Data listing:
────

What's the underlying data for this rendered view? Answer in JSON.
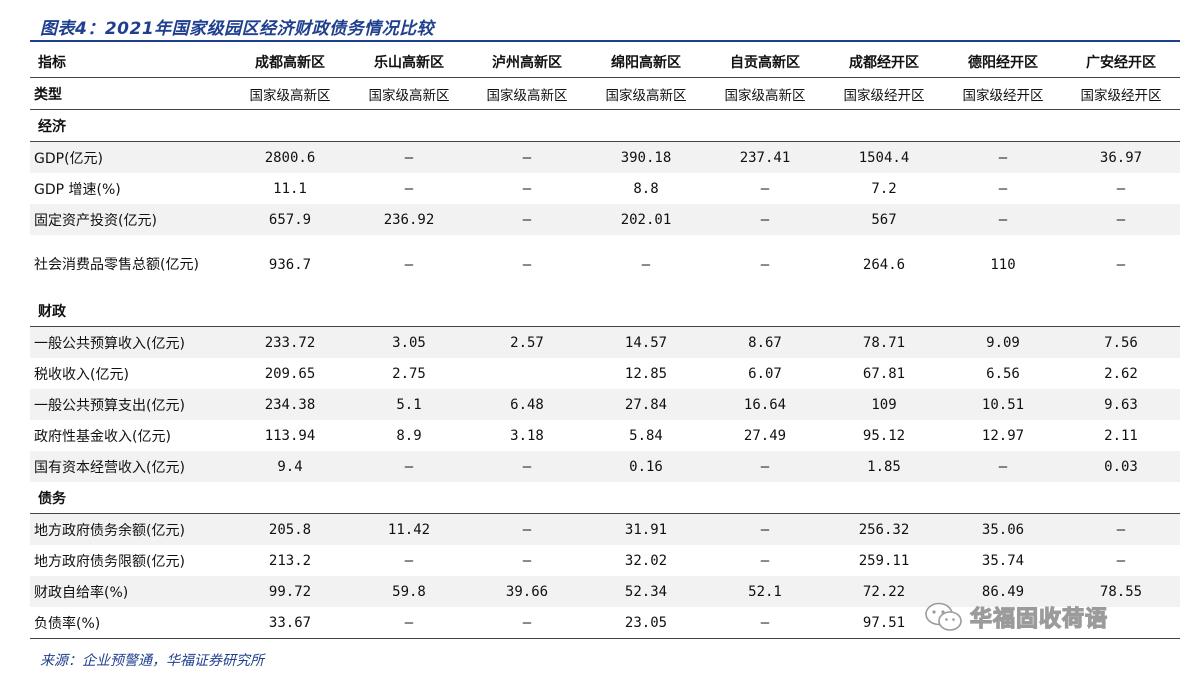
{
  "title": "图表4：2021年国家级园区经济财政债务情况比较",
  "source": "来源：企业预警通，华福证券研究所",
  "watermark": "华福固收荷语",
  "columns": [
    "指标",
    "成都高新区",
    "乐山高新区",
    "泸州高新区",
    "绵阳高新区",
    "自贡高新区",
    "成都经开区",
    "德阳经开区",
    "广安经开区"
  ],
  "type_row": {
    "label": "类型",
    "values": [
      "国家级高新区",
      "国家级高新区",
      "国家级高新区",
      "国家级高新区",
      "国家级高新区",
      "国家级经开区",
      "国家级经开区",
      "国家级经开区"
    ]
  },
  "sections": {
    "economy": {
      "label": "经济",
      "rows": [
        {
          "label": "GDP(亿元)",
          "values": [
            "2800.6",
            "–",
            "–",
            "390.18",
            "237.41",
            "1504.4",
            "–",
            "36.97"
          ]
        },
        {
          "label": "GDP 增速(%)",
          "values": [
            "11.1",
            "–",
            "–",
            "8.8",
            "–",
            "7.2",
            "–",
            "–"
          ]
        },
        {
          "label": "固定资产投资(亿元)",
          "values": [
            "657.9",
            "236.92",
            "–",
            "202.01",
            "–",
            "567",
            "–",
            "–"
          ]
        },
        {
          "label": "社会消费品零售总额(亿元)",
          "values": [
            "936.7",
            "–",
            "–",
            "–",
            "–",
            "264.6",
            "110",
            "–"
          ]
        }
      ]
    },
    "finance": {
      "label": "财政",
      "rows": [
        {
          "label": "一般公共预算收入(亿元)",
          "values": [
            "233.72",
            "3.05",
            "2.57",
            "14.57",
            "8.67",
            "78.71",
            "9.09",
            "7.56"
          ]
        },
        {
          "label": "税收收入(亿元)",
          "values": [
            "209.65",
            "2.75",
            "",
            "12.85",
            "6.07",
            "67.81",
            "6.56",
            "2.62"
          ]
        },
        {
          "label": "一般公共预算支出(亿元)",
          "values": [
            "234.38",
            "5.1",
            "6.48",
            "27.84",
            "16.64",
            "109",
            "10.51",
            "9.63"
          ]
        },
        {
          "label": "政府性基金收入(亿元)",
          "values": [
            "113.94",
            "8.9",
            "3.18",
            "5.84",
            "27.49",
            "95.12",
            "12.97",
            "2.11"
          ]
        },
        {
          "label": "国有资本经营收入(亿元)",
          "values": [
            "9.4",
            "–",
            "–",
            "0.16",
            "–",
            "1.85",
            "–",
            "0.03"
          ]
        }
      ]
    },
    "debt": {
      "label": "债务",
      "rows": [
        {
          "label": "地方政府债务余额(亿元)",
          "values": [
            "205.8",
            "11.42",
            "–",
            "31.91",
            "–",
            "256.32",
            "35.06",
            "–"
          ]
        },
        {
          "label": "地方政府债务限额(亿元)",
          "values": [
            "213.2",
            "–",
            "–",
            "32.02",
            "–",
            "259.11",
            "35.74",
            "–"
          ]
        },
        {
          "label": "财政自给率(%)",
          "values": [
            "99.72",
            "59.8",
            "39.66",
            "52.34",
            "52.1",
            "72.22",
            "86.49",
            "78.55"
          ]
        },
        {
          "label": "负债率(%)",
          "values": [
            "33.67",
            "–",
            "–",
            "23.05",
            "–",
            "97.51",
            "",
            ""
          ]
        }
      ]
    }
  }
}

────

In the copy, include all records verbatim but no images.

What's the underlying data for this rendered view? Answer in JSON.
{
  "title": "图表4：2021年国家级园区经济财政债务情况比较",
  "source": "来源：企业预警通，华福证券研究所",
  "watermark": "华福固收荷语",
  "columns": [
    "指标",
    "成都高新区",
    "乐山高新区",
    "泸州高新区",
    "绵阳高新区",
    "自贡高新区",
    "成都经开区",
    "德阳经开区",
    "广安经开区"
  ],
  "type_row": {
    "label": "类型",
    "values": [
      "国家级高新区",
      "国家级高新区",
      "国家级高新区",
      "国家级高新区",
      "国家级高新区",
      "国家级经开区",
      "国家级经开区",
      "国家级经开区"
    ]
  },
  "sections": {
    "economy": {
      "label": "经济",
      "rows": [
        {
          "label": "GDP(亿元)",
          "values": [
            "2800.6",
            "–",
            "–",
            "390.18",
            "237.41",
            "1504.4",
            "–",
            "36.97"
          ]
        },
        {
          "label": "GDP 增速(%)",
          "values": [
            "11.1",
            "–",
            "–",
            "8.8",
            "–",
            "7.2",
            "–",
            "–"
          ]
        },
        {
          "label": "固定资产投资(亿元)",
          "values": [
            "657.9",
            "236.92",
            "–",
            "202.01",
            "–",
            "567",
            "–",
            "–"
          ]
        },
        {
          "label": "社会消费品零售总额(亿元)",
          "values": [
            "936.7",
            "–",
            "–",
            "–",
            "–",
            "264.6",
            "110",
            "–"
          ]
        }
      ]
    },
    "finance": {
      "label": "财政",
      "rows": [
        {
          "label": "一般公共预算收入(亿元)",
          "values": [
            "233.72",
            "3.05",
            "2.57",
            "14.57",
            "8.67",
            "78.71",
            "9.09",
            "7.56"
          ]
        },
        {
          "label": "税收收入(亿元)",
          "values": [
            "209.65",
            "2.75",
            "",
            "12.85",
            "6.07",
            "67.81",
            "6.56",
            "2.62"
          ]
        },
        {
          "label": "一般公共预算支出(亿元)",
          "values": [
            "234.38",
            "5.1",
            "6.48",
            "27.84",
            "16.64",
            "109",
            "10.51",
            "9.63"
          ]
        },
        {
          "label": "政府性基金收入(亿元)",
          "values": [
            "113.94",
            "8.9",
            "3.18",
            "5.84",
            "27.49",
            "95.12",
            "12.97",
            "2.11"
          ]
        },
        {
          "label": "国有资本经营收入(亿元)",
          "values": [
            "9.4",
            "–",
            "–",
            "0.16",
            "–",
            "1.85",
            "–",
            "0.03"
          ]
        }
      ]
    },
    "debt": {
      "label": "债务",
      "rows": [
        {
          "label": "地方政府债务余额(亿元)",
          "values": [
            "205.8",
            "11.42",
            "–",
            "31.91",
            "–",
            "256.32",
            "35.06",
            "–"
          ]
        },
        {
          "label": "地方政府债务限额(亿元)",
          "values": [
            "213.2",
            "–",
            "–",
            "32.02",
            "–",
            "259.11",
            "35.74",
            "–"
          ]
        },
        {
          "label": "财政自给率(%)",
          "values": [
            "99.72",
            "59.8",
            "39.66",
            "52.34",
            "52.1",
            "72.22",
            "86.49",
            "78.55"
          ]
        },
        {
          "label": "负债率(%)",
          "values": [
            "33.67",
            "–",
            "–",
            "23.05",
            "–",
            "97.51",
            "",
            ""
          ]
        }
      ]
    }
  }
}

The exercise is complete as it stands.